▸ Task to complete
Look through the material below. Copy each line that contains the string "Финансовое".

++++++++

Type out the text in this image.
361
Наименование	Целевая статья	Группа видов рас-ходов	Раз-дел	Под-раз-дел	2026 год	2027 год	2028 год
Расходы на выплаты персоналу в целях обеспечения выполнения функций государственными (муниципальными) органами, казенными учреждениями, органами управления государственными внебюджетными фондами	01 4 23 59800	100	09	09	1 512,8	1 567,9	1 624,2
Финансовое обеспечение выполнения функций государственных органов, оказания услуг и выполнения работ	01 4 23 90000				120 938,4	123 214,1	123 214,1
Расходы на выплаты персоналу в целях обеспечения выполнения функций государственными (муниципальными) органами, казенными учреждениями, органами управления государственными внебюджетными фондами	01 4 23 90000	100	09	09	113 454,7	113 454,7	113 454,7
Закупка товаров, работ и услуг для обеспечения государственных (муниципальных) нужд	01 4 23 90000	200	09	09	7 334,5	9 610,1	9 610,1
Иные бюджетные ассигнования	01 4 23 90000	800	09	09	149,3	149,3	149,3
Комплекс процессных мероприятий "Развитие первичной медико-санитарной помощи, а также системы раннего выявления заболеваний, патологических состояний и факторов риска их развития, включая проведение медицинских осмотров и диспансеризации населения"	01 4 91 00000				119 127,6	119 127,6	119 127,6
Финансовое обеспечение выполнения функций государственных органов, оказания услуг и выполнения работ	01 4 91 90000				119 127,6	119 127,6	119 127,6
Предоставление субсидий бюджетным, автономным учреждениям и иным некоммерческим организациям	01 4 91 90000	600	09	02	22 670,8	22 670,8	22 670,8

++++++++

▸ Result below
Финансовое обеспечение выполнения функций государственных органов, оказания услуг и выполнения работ	01 4 23 90000				120 938,4	123 214,1	123 214,1
Финансовое обеспечение выполнения функций государственных органов, оказания услуг и выполнения работ	01 4 91 90000				119 127,6	119 127,6	119 127,6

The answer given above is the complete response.